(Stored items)
════════════════════
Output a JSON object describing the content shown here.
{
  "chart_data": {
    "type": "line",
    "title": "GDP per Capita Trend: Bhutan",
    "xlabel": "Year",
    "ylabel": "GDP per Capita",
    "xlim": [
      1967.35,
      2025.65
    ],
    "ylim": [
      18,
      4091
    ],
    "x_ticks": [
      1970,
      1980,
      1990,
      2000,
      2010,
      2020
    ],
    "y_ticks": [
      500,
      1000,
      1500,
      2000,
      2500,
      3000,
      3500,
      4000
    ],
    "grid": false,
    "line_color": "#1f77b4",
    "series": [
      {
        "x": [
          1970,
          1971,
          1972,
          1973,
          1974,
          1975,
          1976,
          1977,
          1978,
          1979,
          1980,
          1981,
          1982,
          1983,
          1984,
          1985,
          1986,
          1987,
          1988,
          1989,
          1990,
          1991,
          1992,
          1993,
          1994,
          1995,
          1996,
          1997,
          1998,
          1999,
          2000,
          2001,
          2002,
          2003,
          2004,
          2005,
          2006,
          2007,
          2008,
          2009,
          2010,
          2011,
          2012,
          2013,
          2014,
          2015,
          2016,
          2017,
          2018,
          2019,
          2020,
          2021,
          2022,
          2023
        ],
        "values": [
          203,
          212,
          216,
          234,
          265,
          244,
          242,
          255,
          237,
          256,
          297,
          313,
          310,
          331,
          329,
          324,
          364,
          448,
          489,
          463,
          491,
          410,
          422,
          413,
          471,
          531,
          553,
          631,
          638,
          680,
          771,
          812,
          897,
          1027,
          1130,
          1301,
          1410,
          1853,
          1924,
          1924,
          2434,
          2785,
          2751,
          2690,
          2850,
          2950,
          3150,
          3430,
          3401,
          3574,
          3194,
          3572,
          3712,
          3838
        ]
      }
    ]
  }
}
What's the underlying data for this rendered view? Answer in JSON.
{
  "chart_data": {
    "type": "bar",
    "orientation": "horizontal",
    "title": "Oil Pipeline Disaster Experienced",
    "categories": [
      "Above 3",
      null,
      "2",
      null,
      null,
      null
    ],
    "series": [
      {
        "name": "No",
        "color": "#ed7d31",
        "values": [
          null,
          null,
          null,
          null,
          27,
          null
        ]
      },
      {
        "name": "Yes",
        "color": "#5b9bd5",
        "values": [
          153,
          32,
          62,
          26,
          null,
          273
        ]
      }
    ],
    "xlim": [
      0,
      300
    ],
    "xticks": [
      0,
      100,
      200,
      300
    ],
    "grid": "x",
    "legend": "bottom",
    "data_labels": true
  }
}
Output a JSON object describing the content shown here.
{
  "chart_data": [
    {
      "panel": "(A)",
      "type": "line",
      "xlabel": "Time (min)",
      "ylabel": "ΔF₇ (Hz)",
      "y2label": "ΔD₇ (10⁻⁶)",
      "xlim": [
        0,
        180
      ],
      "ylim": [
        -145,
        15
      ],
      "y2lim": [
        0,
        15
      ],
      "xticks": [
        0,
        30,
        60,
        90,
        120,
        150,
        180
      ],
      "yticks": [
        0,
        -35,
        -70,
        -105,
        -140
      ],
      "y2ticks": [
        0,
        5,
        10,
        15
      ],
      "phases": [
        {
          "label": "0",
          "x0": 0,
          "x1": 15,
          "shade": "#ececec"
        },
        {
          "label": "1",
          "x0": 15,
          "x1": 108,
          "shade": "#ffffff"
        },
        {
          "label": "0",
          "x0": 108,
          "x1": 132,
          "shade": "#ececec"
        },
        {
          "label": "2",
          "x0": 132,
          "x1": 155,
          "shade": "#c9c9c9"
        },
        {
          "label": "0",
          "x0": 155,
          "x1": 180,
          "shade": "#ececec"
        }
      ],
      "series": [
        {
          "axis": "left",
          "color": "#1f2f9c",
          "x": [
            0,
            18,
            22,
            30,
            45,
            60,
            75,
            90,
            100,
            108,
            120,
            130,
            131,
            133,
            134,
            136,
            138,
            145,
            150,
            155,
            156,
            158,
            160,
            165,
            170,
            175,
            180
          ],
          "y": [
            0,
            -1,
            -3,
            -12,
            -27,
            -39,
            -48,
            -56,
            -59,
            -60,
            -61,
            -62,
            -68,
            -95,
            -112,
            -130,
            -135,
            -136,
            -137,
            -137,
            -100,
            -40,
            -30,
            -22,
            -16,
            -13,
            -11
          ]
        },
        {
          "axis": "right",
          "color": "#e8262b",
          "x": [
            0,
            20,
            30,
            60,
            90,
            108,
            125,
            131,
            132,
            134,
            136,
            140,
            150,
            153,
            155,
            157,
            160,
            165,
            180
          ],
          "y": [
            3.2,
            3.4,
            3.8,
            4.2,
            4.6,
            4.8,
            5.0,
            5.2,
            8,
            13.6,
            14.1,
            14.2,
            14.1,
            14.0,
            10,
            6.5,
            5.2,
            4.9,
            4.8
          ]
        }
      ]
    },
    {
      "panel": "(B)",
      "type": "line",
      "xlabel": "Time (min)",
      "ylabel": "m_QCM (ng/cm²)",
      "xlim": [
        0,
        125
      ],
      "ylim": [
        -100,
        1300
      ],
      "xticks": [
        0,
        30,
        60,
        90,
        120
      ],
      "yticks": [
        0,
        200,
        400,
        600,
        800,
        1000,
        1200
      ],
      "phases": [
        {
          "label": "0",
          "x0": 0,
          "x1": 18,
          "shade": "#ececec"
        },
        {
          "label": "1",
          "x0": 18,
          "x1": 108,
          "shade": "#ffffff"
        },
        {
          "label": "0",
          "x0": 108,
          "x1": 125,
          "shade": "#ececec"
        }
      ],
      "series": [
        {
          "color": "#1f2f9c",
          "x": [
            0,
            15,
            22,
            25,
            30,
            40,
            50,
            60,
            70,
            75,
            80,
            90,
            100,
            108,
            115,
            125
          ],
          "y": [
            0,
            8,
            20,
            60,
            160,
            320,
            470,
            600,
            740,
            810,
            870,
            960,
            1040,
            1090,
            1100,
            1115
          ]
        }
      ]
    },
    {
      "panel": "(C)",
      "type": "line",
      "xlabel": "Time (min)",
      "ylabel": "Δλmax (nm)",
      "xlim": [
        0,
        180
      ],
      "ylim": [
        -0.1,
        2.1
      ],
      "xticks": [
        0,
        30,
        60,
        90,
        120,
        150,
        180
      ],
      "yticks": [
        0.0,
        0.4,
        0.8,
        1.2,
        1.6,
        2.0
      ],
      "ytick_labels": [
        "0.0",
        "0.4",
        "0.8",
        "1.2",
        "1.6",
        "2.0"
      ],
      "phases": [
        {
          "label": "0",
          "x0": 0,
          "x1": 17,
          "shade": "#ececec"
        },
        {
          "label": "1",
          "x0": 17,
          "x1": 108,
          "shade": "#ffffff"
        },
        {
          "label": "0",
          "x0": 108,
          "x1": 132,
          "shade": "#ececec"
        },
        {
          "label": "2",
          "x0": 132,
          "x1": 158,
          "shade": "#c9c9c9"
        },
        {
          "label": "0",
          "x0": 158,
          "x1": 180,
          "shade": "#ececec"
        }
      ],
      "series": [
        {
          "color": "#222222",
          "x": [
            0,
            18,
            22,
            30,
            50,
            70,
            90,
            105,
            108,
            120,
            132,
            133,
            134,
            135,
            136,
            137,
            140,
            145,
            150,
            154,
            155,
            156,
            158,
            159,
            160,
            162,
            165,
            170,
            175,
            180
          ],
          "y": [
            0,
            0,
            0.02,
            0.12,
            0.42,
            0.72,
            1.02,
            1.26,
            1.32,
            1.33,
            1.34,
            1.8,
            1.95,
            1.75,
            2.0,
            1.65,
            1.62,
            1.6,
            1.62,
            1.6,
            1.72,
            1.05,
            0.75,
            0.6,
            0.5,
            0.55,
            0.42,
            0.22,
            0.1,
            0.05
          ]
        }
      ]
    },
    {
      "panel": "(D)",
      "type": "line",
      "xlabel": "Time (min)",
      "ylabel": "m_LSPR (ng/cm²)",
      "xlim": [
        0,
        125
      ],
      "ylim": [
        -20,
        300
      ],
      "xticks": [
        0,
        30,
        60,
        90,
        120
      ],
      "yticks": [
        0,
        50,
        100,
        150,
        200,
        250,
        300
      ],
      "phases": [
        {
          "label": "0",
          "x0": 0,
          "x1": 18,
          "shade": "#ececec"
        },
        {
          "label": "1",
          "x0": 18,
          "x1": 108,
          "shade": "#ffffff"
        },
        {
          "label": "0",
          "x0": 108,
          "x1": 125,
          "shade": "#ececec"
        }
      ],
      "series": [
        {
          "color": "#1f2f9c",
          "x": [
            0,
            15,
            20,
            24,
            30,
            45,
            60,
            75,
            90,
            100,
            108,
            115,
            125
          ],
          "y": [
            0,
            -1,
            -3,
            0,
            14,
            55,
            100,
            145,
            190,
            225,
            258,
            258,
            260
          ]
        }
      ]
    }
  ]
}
════════════════════
● **TASK GOAL**
In the listing, find every line containing the word "title" and list it.

● **RESULT BELOW**
    "title": "GDP per Capita Trend: Bhutan",
    "title": "Oil Pipeline Disaster Experienced",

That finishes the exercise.